>> begin
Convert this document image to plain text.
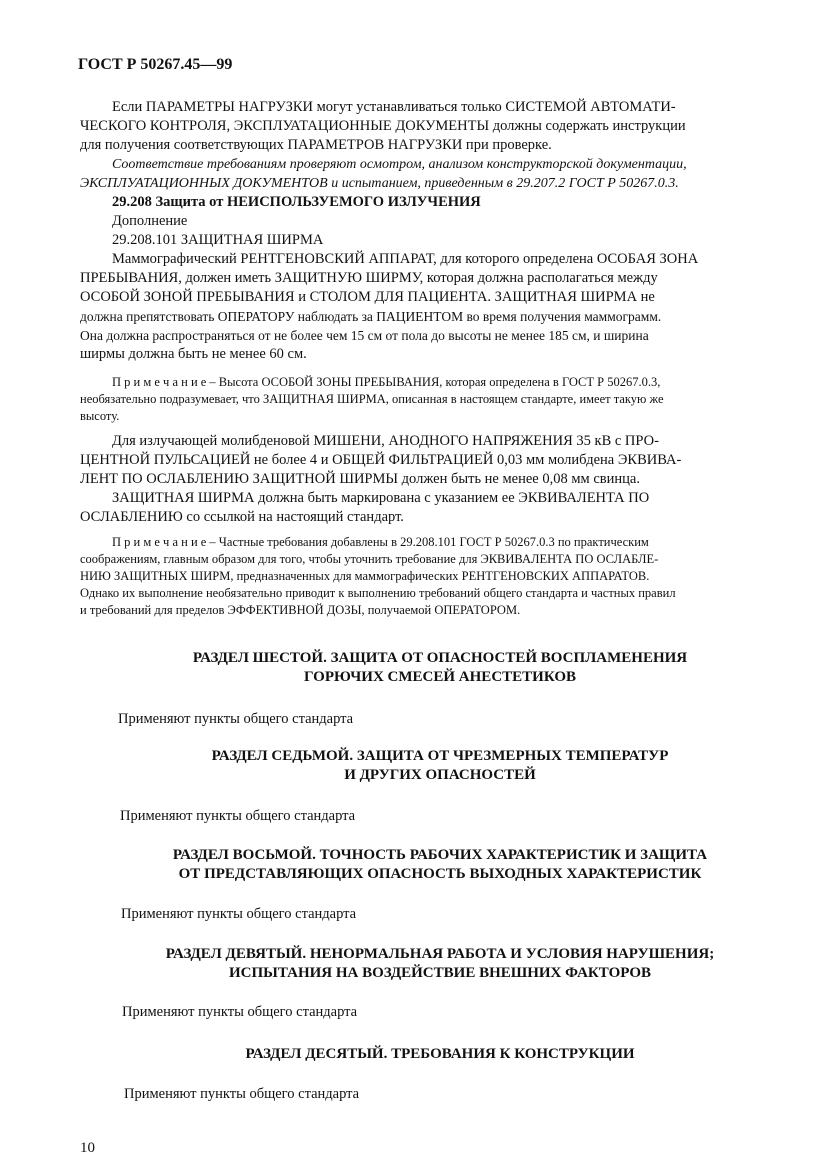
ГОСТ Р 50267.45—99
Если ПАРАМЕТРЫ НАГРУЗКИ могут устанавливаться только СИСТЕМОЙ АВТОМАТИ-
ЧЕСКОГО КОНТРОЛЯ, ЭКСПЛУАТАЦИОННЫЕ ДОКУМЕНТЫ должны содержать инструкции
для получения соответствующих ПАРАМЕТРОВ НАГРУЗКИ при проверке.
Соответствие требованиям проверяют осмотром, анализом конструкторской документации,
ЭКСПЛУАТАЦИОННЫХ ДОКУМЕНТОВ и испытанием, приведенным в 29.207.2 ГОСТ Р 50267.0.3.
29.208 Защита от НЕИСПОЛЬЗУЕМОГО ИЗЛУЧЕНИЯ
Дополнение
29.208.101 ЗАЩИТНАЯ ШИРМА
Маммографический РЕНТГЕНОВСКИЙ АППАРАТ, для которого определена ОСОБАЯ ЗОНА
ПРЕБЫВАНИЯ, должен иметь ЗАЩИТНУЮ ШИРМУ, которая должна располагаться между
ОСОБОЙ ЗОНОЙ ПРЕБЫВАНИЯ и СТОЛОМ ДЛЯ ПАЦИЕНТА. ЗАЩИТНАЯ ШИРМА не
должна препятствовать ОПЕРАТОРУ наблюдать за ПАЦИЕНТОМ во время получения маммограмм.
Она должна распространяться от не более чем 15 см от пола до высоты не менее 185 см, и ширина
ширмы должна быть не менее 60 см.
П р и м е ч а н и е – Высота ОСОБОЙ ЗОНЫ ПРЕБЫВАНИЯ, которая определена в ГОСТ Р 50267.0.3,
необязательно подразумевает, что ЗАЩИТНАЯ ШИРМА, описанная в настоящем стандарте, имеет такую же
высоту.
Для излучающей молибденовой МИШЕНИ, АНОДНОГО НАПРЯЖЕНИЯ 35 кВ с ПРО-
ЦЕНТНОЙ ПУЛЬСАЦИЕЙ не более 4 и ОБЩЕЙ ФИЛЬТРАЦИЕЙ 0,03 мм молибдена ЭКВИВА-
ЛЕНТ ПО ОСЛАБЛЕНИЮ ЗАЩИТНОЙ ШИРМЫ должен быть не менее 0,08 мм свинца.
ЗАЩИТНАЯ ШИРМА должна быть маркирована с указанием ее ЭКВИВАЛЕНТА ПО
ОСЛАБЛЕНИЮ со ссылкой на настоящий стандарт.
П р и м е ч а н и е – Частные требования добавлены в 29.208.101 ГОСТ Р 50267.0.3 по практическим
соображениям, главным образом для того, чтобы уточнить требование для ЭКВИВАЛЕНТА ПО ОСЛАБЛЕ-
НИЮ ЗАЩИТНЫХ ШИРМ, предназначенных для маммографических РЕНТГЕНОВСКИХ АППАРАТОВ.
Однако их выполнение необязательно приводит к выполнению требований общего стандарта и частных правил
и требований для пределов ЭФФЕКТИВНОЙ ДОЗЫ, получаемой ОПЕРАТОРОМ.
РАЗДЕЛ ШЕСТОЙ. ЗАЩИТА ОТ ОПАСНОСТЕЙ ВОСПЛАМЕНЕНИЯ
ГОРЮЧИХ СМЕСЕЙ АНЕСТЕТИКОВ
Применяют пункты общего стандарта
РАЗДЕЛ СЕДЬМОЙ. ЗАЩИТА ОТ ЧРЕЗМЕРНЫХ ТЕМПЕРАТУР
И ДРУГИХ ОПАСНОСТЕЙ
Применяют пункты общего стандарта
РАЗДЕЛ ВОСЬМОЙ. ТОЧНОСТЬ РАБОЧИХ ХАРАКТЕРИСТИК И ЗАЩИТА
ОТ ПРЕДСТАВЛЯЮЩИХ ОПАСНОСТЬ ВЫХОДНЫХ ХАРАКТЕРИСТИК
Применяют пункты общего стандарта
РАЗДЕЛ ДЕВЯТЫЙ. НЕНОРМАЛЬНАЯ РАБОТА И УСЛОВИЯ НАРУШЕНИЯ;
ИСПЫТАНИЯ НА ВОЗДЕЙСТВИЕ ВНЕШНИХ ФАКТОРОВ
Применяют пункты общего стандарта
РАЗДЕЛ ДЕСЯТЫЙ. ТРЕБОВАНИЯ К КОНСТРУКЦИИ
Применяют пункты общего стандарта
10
>> end
TASK TO COMPLETE — Leave out the pictures and retype every line above exactly.

OUTPUT —
Convert this document image to plain text.
ГОСТ Р 50267.45—99
Если ПАРАМЕТРЫ НАГРУЗКИ могут устанавливаться только СИСТЕМОЙ АВТОМАТИ-
ЧЕСКОГО КОНТРОЛЯ, ЭКСПЛУАТАЦИОННЫЕ ДОКУМЕНТЫ должны содержать инструкции
для получения соответствующих ПАРАМЕТРОВ НАГРУЗКИ при проверке.
Соответствие требованиям проверяют осмотром, анализом конструкторской документации,
ЭКСПЛУАТАЦИОННЫХ ДОКУМЕНТОВ и испытанием, приведенным в 29.207.2 ГОСТ Р 50267.0.3.
29.208 Защита от НЕИСПОЛЬЗУЕМОГО ИЗЛУЧЕНИЯ
Дополнение
29.208.101 ЗАЩИТНАЯ ШИРМА
Маммографический РЕНТГЕНОВСКИЙ АППАРАТ, для которого определена ОСОБАЯ ЗОНА
ПРЕБЫВАНИЯ, должен иметь ЗАЩИТНУЮ ШИРМУ, которая должна располагаться между
ОСОБОЙ ЗОНОЙ ПРЕБЫВАНИЯ и СТОЛОМ ДЛЯ ПАЦИЕНТА. ЗАЩИТНАЯ ШИРМА не
должна препятствовать ОПЕРАТОРУ наблюдать за ПАЦИЕНТОМ во время получения маммограмм.
Она должна распространяться от не более чем 15 см от пола до высоты не менее 185 см, и ширина
ширмы должна быть не менее 60 см.
П р и м е ч а н и е – Высота ОСОБОЙ ЗОНЫ ПРЕБЫВАНИЯ, которая определена в ГОСТ Р 50267.0.3,
необязательно подразумевает, что ЗАЩИТНАЯ ШИРМА, описанная в настоящем стандарте, имеет такую же
высоту.
Для излучающей молибденовой МИШЕНИ, АНОДНОГО НАПРЯЖЕНИЯ 35 кВ с ПРО-
ЦЕНТНОЙ ПУЛЬСАЦИЕЙ не более 4 и ОБЩЕЙ ФИЛЬТРАЦИЕЙ 0,03 мм молибдена ЭКВИВА-
ЛЕНТ ПО ОСЛАБЛЕНИЮ ЗАЩИТНОЙ ШИРМЫ должен быть не менее 0,08 мм свинца.
ЗАЩИТНАЯ ШИРМА должна быть маркирована с указанием ее ЭКВИВАЛЕНТА ПО
ОСЛАБЛЕНИЮ со ссылкой на настоящий стандарт.
П р и м е ч а н и е – Частные требования добавлены в 29.208.101 ГОСТ Р 50267.0.3 по практическим
соображениям, главным образом для того, чтобы уточнить требование для ЭКВИВАЛЕНТА ПО ОСЛАБЛЕ-
НИЮ ЗАЩИТНЫХ ШИРМ, предназначенных для маммографических РЕНТГЕНОВСКИХ АППАРАТОВ.
Однако их выполнение необязательно приводит к выполнению требований общего стандарта и частных правил
и требований для пределов ЭФФЕКТИВНОЙ ДОЗЫ, получаемой ОПЕРАТОРОМ.
РАЗДЕЛ ШЕСТОЙ. ЗАЩИТА ОТ ОПАСНОСТЕЙ ВОСПЛАМЕНЕНИЯ
ГОРЮЧИХ СМЕСЕЙ АНЕСТЕТИКОВ
Применяют пункты общего стандарта
РАЗДЕЛ СЕДЬМОЙ. ЗАЩИТА ОТ ЧРЕЗМЕРНЫХ ТЕМПЕРАТУР
И ДРУГИХ ОПАСНОСТЕЙ
Применяют пункты общего стандарта
РАЗДЕЛ ВОСЬМОЙ. ТОЧНОСТЬ РАБОЧИХ ХАРАКТЕРИСТИК И ЗАЩИТА
ОТ ПРЕДСТАВЛЯЮЩИХ ОПАСНОСТЬ ВЫХОДНЫХ ХАРАКТЕРИСТИК
Применяют пункты общего стандарта
РАЗДЕЛ ДЕВЯТЫЙ. НЕНОРМАЛЬНАЯ РАБОТА И УСЛОВИЯ НАРУШЕНИЯ;
ИСПЫТАНИЯ НА ВОЗДЕЙСТВИЕ ВНЕШНИХ ФАКТОРОВ
Применяют пункты общего стандарта
РАЗДЕЛ ДЕСЯТЫЙ. ТРЕБОВАНИЯ К КОНСТРУКЦИИ
Применяют пункты общего стандарта
10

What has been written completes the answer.